Stored data:
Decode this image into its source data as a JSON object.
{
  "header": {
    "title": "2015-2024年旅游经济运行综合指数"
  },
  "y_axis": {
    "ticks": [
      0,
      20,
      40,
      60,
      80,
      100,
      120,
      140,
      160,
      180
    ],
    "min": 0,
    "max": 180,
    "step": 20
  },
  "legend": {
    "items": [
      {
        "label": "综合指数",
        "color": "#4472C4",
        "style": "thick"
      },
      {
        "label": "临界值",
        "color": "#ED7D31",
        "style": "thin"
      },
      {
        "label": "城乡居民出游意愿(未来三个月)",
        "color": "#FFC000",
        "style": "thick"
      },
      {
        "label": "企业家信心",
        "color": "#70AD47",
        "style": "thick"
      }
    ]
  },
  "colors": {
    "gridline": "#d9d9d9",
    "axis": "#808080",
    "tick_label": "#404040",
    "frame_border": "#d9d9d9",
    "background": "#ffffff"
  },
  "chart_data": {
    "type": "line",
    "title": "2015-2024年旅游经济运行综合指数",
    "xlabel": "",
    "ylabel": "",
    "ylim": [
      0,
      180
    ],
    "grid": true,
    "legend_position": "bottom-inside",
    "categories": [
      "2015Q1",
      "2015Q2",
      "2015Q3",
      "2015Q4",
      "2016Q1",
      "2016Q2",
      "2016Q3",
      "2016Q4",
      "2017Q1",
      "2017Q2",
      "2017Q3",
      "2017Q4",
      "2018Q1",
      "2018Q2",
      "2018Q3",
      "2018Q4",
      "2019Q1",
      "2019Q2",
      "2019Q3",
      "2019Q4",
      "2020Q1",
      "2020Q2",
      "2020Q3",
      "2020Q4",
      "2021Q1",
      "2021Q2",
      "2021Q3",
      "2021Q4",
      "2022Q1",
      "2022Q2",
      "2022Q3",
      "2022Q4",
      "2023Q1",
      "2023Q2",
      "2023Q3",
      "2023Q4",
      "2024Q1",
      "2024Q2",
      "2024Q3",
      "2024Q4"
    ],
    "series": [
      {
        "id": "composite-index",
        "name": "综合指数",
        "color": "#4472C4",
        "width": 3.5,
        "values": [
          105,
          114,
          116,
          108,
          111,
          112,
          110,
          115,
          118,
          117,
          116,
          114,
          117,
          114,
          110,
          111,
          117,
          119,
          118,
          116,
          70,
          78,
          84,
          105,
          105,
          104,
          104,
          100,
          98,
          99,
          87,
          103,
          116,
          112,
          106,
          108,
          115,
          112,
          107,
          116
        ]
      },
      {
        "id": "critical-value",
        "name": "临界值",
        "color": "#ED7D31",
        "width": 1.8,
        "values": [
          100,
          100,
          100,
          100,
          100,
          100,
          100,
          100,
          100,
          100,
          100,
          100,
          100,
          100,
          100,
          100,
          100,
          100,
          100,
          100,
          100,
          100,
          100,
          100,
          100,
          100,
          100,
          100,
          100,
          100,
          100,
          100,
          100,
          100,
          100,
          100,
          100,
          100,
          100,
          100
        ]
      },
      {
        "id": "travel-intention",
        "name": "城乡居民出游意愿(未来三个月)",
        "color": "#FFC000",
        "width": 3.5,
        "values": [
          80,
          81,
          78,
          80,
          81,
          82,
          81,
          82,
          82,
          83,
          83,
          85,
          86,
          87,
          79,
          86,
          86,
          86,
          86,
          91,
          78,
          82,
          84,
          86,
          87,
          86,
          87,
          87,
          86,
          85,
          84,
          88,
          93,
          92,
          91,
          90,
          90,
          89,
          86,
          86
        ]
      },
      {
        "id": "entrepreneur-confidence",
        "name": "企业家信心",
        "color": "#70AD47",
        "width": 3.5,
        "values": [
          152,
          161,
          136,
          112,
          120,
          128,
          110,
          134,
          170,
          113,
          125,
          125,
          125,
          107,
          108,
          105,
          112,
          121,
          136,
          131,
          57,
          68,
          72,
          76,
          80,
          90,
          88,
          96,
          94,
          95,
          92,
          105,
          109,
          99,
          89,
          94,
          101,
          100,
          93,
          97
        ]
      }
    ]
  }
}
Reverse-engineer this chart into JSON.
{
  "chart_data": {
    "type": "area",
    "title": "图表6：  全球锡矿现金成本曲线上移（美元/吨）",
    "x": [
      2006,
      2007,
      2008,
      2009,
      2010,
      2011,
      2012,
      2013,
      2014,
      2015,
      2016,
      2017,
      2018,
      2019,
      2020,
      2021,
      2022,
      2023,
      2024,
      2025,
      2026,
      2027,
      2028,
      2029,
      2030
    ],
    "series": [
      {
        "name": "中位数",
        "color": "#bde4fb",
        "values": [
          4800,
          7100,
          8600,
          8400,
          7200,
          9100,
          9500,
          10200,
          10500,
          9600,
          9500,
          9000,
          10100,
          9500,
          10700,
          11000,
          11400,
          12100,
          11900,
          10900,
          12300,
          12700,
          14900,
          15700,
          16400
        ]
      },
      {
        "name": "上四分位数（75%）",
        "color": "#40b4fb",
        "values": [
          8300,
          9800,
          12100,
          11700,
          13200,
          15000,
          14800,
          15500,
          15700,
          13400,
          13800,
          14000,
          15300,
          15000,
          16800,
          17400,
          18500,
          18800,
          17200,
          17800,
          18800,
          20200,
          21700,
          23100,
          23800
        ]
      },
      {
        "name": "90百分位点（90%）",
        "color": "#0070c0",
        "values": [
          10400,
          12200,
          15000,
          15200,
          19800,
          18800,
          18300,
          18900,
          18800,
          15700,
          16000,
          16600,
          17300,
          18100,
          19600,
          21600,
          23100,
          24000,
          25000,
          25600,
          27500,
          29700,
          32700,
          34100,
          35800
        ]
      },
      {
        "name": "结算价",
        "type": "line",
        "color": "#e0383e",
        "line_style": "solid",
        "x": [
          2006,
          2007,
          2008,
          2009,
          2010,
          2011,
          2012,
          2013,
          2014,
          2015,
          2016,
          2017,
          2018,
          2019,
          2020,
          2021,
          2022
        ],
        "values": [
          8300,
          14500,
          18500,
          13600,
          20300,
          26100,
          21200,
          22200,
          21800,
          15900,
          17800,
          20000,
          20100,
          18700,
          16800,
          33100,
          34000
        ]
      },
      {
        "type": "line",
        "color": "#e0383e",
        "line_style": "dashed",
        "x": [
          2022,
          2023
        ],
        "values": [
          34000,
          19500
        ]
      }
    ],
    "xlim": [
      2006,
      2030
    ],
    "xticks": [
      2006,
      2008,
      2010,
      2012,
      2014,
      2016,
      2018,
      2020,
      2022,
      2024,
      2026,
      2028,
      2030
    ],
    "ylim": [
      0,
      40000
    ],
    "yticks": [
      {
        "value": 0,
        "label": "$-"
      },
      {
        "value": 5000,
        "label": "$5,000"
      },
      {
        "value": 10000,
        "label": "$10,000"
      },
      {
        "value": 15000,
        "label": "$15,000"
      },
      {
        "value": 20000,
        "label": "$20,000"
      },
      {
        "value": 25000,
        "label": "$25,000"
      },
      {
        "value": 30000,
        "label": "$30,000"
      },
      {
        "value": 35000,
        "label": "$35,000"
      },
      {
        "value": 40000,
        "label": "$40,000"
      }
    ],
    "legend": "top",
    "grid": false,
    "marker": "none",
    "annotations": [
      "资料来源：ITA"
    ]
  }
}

What needs to be done:
Extract the complete listing above, reproducing each line exactly.

Reply:
Decode this image into its source data as a JSON object.
{
  "header": {
    "title": "2015-2024年旅游经济运行综合指数"
  },
  "y_axis": {
    "ticks": [
      0,
      20,
      40,
      60,
      80,
      100,
      120,
      140,
      160,
      180
    ],
    "min": 0,
    "max": 180,
    "step": 20
  },
  "legend": {
    "items": [
      {
        "label": "综合指数",
        "color": "#4472C4",
        "style": "thick"
      },
      {
        "label": "临界值",
        "color": "#ED7D31",
        "style": "thin"
      },
      {
        "label": "城乡居民出游意愿(未来三个月)",
        "color": "#FFC000",
        "style": "thick"
      },
      {
        "label": "企业家信心",
        "color": "#70AD47",
        "style": "thick"
      }
    ]
  },
  "colors": {
    "gridline": "#d9d9d9",
    "axis": "#808080",
    "tick_label": "#404040",
    "frame_border": "#d9d9d9",
    "background": "#ffffff"
  },
  "chart_data": {
    "type": "line",
    "title": "2015-2024年旅游经济运行综合指数",
    "xlabel": "",
    "ylabel": "",
    "ylim": [
      0,
      180
    ],
    "grid": true,
    "legend_position": "bottom-inside",
    "categories": [
      "2015Q1",
      "2015Q2",
      "2015Q3",
      "2015Q4",
      "2016Q1",
      "2016Q2",
      "2016Q3",
      "2016Q4",
      "2017Q1",
      "2017Q2",
      "2017Q3",
      "2017Q4",
      "2018Q1",
      "2018Q2",
      "2018Q3",
      "2018Q4",
      "2019Q1",
      "2019Q2",
      "2019Q3",
      "2019Q4",
      "2020Q1",
      "2020Q2",
      "2020Q3",
      "2020Q4",
      "2021Q1",
      "2021Q2",
      "2021Q3",
      "2021Q4",
      "2022Q1",
      "2022Q2",
      "2022Q3",
      "2022Q4",
      "2023Q1",
      "2023Q2",
      "2023Q3",
      "2023Q4",
      "2024Q1",
      "2024Q2",
      "2024Q3",
      "2024Q4"
    ],
    "series": [
      {
        "id": "composite-index",
        "name": "综合指数",
        "color": "#4472C4",
        "width": 3.5,
        "values": [
          105,
          114,
          116,
          108,
          111,
          112,
          110,
          115,
          118,
          117,
          116,
          114,
          117,
          114,
          110,
          111,
          117,
          119,
          118,
          116,
          70,
          78,
          84,
          105,
          105,
          104,
          104,
          100,
          98,
          99,
          87,
          103,
          116,
          112,
          106,
          108,
          115,
          112,
          107,
          116
        ]
      },
      {
        "id": "critical-value",
        "name": "临界值",
        "color": "#ED7D31",
        "width": 1.8,
        "values": [
          100,
          100,
          100,
          100,
          100,
          100,
          100,
          100,
          100,
          100,
          100,
          100,
          100,
          100,
          100,
          100,
          100,
          100,
          100,
          100,
          100,
          100,
          100,
          100,
          100,
          100,
          100,
          100,
          100,
          100,
          100,
          100,
          100,
          100,
          100,
          100,
          100,
          100,
          100,
          100
        ]
      },
      {
        "id": "travel-intention",
        "name": "城乡居民出游意愿(未来三个月)",
        "color": "#FFC000",
        "width": 3.5,
        "values": [
          80,
          81,
          78,
          80,
          81,
          82,
          81,
          82,
          82,
          83,
          83,
          85,
          86,
          87,
          79,
          86,
          86,
          86,
          86,
          91,
          78,
          82,
          84,
          86,
          87,
          86,
          87,
          87,
          86,
          85,
          84,
          88,
          93,
          92,
          91,
          90,
          90,
          89,
          86,
          86
        ]
      },
      {
        "id": "entrepreneur-confidence",
        "name": "企业家信心",
        "color": "#70AD47",
        "width": 3.5,
        "values": [
          152,
          161,
          136,
          112,
          120,
          128,
          110,
          134,
          170,
          113,
          125,
          125,
          125,
          107,
          108,
          105,
          112,
          121,
          136,
          131,
          57,
          68,
          72,
          76,
          80,
          90,
          88,
          96,
          94,
          95,
          92,
          105,
          109,
          99,
          89,
          94,
          101,
          100,
          93,
          97
        ]
      }
    ]
  }
}
Reverse-engineer this chart into JSON.
{
  "chart_data": {
    "type": "area",
    "title": "图表6：  全球锡矿现金成本曲线上移（美元/吨）",
    "x": [
      2006,
      2007,
      2008,
      2009,
      2010,
      2011,
      2012,
      2013,
      2014,
      2015,
      2016,
      2017,
      2018,
      2019,
      2020,
      2021,
      2022,
      2023,
      2024,
      2025,
      2026,
      2027,
      2028,
      2029,
      2030
    ],
    "series": [
      {
        "name": "中位数",
        "color": "#bde4fb",
        "values": [
          4800,
          7100,
          8600,
          8400,
          7200,
          9100,
          9500,
          10200,
          10500,
          9600,
          9500,
          9000,
          10100,
          9500,
          10700,
          11000,
          11400,
          12100,
          11900,
          10900,
          12300,
          12700,
          14900,
          15700,
          16400
        ]
      },
      {
        "name": "上四分位数（75%）",
        "color": "#40b4fb",
        "values": [
          8300,
          9800,
          12100,
          11700,
          13200,
          15000,
          14800,
          15500,
          15700,
          13400,
          13800,
          14000,
          15300,
          15000,
          16800,
          17400,
          18500,
          18800,
          17200,
          17800,
          18800,
          20200,
          21700,
          23100,
          23800
        ]
      },
      {
        "name": "90百分位点（90%）",
        "color": "#0070c0",
        "values": [
          10400,
          12200,
          15000,
          15200,
          19800,
          18800,
          18300,
          18900,
          18800,
          15700,
          16000,
          16600,
          17300,
          18100,
          19600,
          21600,
          23100,
          24000,
          25000,
          25600,
          27500,
          29700,
          32700,
          34100,
          35800
        ]
      },
      {
        "name": "结算价",
        "type": "line",
        "color": "#e0383e",
        "line_style": "solid",
        "x": [
          2006,
          2007,
          2008,
          2009,
          2010,
          2011,
          2012,
          2013,
          2014,
          2015,
          2016,
          2017,
          2018,
          2019,
          2020,
          2021,
          2022
        ],
        "values": [
          8300,
          14500,
          18500,
          13600,
          20300,
          26100,
          21200,
          22200,
          21800,
          15900,
          17800,
          20000,
          20100,
          18700,
          16800,
          33100,
          34000
        ]
      },
      {
        "type": "line",
        "color": "#e0383e",
        "line_style": "dashed",
        "x": [
          2022,
          2023
        ],
        "values": [
          34000,
          19500
        ]
      }
    ],
    "xlim": [
      2006,
      2030
    ],
    "xticks": [
      2006,
      2008,
      2010,
      2012,
      2014,
      2016,
      2018,
      2020,
      2022,
      2024,
      2026,
      2028,
      2030
    ],
    "ylim": [
      0,
      40000
    ],
    "yticks": [
      {
        "value": 0,
        "label": "$-"
      },
      {
        "value": 5000,
        "label": "$5,000"
      },
      {
        "value": 10000,
        "label": "$10,000"
      },
      {
        "value": 15000,
        "label": "$15,000"
      },
      {
        "value": 20000,
        "label": "$20,000"
      },
      {
        "value": 25000,
        "label": "$25,000"
      },
      {
        "value": 30000,
        "label": "$30,000"
      },
      {
        "value": 35000,
        "label": "$35,000"
      },
      {
        "value": 40000,
        "label": "$40,000"
      }
    ],
    "legend": "top",
    "grid": false,
    "marker": "none",
    "annotations": [
      "资料来源：ITA"
    ]
  }
}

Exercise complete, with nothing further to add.